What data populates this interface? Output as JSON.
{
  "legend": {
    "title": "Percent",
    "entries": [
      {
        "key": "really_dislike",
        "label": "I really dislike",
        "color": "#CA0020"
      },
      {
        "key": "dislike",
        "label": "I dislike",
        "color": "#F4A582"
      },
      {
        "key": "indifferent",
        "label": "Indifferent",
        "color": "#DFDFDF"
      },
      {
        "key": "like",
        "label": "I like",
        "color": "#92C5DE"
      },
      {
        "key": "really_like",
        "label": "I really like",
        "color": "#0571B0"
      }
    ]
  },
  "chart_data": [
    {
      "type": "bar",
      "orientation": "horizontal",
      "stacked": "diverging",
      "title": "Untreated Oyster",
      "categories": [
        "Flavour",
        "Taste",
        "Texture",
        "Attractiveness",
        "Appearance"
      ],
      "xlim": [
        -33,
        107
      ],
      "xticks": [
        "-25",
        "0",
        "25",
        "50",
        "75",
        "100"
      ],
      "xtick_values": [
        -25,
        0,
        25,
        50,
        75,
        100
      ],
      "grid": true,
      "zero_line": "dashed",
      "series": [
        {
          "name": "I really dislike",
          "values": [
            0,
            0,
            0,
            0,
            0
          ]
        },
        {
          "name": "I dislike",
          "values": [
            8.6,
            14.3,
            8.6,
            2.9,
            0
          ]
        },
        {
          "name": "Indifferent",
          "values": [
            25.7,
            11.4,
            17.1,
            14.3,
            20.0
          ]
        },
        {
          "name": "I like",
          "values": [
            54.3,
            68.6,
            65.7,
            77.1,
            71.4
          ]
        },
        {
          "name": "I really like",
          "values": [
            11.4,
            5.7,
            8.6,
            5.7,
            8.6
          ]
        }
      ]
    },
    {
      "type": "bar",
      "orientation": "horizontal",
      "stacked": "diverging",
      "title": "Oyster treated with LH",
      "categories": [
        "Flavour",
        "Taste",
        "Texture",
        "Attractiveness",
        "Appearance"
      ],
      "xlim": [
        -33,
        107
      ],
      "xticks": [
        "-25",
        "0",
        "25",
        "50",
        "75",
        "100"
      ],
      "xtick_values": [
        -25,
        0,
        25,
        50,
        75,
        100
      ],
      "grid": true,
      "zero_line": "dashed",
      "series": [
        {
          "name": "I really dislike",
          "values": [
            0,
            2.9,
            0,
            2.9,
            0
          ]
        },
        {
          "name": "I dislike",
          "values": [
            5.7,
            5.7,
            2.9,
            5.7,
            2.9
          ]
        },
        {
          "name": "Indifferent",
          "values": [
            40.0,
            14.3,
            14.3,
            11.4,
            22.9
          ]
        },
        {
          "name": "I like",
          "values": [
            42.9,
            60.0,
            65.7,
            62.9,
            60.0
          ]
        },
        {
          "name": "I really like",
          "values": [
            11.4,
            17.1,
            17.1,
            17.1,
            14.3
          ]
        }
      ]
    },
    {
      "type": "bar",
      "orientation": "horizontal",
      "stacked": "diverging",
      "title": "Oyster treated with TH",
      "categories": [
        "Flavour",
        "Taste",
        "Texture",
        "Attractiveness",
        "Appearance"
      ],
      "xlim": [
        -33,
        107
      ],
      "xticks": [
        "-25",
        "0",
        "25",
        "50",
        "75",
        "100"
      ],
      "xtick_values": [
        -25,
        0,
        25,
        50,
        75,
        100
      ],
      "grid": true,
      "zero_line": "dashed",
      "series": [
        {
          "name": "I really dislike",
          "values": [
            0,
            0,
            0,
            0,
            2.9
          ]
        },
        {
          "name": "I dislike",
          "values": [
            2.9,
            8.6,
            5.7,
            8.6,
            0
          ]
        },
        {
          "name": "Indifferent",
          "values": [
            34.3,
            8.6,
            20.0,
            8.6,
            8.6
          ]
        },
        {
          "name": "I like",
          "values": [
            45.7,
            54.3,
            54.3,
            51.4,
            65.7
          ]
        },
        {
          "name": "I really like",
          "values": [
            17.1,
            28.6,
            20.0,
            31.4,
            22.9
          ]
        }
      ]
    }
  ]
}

Instruction:
Within the entries above, how many lines contain "title"? Respond with the number only.

The solution:
4